----- DATASET ENTRIES -----
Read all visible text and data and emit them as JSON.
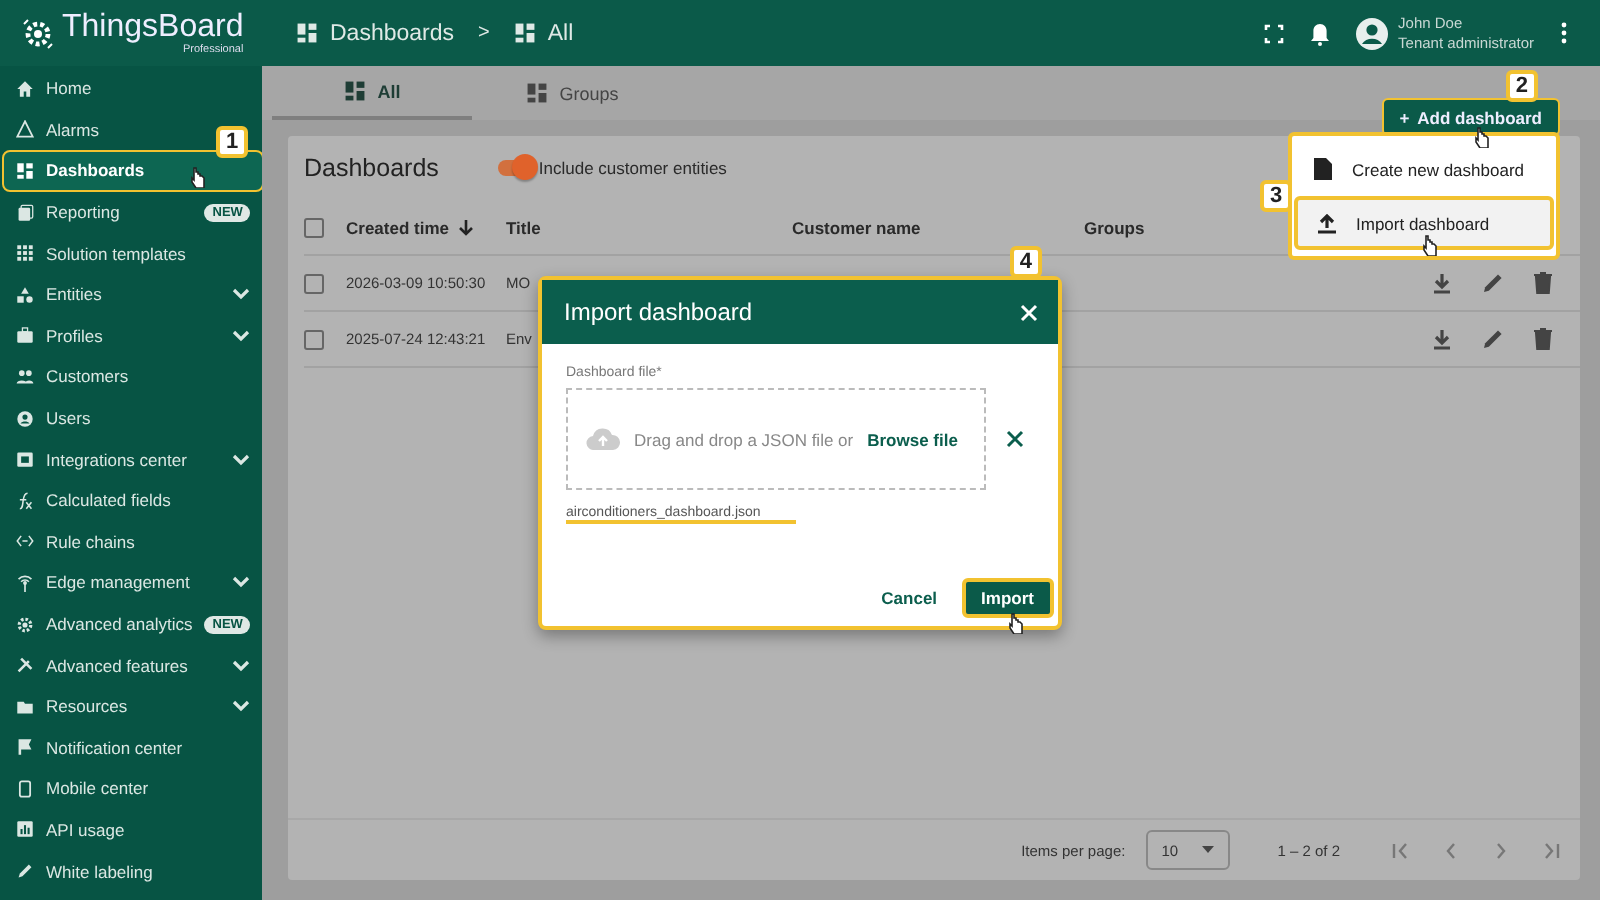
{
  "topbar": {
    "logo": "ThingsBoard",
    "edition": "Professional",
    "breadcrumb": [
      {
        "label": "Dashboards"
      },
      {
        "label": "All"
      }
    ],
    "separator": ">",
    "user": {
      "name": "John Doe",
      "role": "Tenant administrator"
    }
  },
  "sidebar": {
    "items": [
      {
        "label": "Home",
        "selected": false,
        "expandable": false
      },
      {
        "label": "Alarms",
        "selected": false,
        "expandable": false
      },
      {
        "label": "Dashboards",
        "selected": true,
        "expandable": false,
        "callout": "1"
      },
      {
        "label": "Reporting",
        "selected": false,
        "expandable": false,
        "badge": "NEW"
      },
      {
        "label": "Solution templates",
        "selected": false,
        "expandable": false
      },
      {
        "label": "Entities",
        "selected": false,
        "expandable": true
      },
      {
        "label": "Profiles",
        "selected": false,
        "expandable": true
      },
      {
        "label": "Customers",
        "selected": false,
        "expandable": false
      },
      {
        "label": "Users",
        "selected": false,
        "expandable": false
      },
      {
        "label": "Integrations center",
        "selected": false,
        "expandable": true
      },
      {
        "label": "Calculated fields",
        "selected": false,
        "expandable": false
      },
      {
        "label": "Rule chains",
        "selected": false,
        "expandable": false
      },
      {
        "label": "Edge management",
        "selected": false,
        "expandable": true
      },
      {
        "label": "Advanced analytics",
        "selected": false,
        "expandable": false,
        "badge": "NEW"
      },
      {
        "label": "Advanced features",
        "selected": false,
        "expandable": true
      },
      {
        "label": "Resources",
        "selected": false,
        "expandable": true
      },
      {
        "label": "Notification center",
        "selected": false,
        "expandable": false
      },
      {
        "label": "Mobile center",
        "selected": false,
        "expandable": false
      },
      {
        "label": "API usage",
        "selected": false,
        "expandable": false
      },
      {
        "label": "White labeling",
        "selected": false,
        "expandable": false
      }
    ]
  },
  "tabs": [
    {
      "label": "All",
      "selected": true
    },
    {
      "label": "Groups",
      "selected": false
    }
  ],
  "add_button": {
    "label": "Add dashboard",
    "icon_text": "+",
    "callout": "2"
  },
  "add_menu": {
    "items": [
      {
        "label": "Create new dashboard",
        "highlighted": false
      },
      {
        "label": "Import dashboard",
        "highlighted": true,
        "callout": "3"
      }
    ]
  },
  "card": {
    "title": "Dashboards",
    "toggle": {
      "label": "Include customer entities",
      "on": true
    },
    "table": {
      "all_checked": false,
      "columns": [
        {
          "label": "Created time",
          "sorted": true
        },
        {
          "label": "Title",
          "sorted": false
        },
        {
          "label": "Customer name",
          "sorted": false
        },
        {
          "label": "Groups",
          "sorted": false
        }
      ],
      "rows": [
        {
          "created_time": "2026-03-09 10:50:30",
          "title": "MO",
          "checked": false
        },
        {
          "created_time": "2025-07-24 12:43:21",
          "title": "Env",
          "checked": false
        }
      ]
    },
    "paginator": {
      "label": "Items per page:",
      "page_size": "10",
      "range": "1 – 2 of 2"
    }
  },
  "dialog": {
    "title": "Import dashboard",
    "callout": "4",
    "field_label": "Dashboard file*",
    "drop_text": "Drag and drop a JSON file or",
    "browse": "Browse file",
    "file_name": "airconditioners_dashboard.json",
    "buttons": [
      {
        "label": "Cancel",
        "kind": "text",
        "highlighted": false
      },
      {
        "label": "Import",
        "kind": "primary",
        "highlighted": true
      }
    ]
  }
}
-----
Report the number of lines holding the string "Dashboards", without any other words.

## EXPECTED OUTPUT
3